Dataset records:
————————
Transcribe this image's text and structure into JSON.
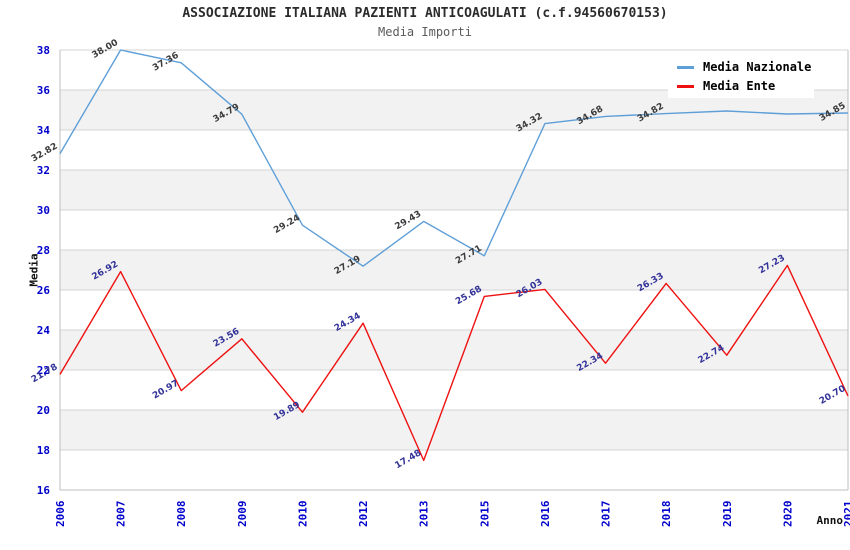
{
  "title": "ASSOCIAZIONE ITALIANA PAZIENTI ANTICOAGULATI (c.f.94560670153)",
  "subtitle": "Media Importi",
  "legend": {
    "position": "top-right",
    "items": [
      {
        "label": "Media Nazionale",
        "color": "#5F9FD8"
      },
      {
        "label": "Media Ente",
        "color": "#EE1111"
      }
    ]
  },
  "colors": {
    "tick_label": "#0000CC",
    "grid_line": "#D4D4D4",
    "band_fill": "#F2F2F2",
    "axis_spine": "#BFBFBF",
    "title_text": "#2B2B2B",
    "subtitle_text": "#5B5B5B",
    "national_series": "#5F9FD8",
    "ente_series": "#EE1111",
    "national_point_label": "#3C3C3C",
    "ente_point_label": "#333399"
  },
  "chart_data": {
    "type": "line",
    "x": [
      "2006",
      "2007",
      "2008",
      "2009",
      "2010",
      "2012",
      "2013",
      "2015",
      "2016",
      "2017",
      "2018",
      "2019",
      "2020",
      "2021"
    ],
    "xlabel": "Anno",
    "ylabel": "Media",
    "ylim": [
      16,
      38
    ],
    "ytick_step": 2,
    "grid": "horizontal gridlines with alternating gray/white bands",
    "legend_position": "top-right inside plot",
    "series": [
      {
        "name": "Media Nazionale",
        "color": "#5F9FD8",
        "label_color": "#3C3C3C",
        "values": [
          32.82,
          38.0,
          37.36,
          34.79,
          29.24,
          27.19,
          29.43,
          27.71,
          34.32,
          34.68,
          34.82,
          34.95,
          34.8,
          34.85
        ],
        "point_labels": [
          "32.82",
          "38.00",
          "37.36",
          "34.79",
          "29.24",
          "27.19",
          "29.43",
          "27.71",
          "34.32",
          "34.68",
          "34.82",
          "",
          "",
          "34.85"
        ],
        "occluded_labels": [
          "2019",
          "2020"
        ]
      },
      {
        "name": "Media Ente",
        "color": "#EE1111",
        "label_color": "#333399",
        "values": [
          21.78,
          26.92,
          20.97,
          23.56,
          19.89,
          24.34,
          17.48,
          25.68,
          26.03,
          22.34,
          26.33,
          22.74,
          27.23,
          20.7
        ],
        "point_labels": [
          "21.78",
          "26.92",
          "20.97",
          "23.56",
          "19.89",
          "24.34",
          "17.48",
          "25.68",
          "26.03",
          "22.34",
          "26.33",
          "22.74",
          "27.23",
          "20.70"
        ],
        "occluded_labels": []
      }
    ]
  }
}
————————
What is required: Search the records for the word "Media" and copy every line where it occurs.

Answer for the task:
  "subtitle": "Media Importi",
        "label": "Media Nazionale",
        "label": "Media Ente",
    "ylabel": "Media",
        "name": "Media Nazionale",
        "name": "Media Ente",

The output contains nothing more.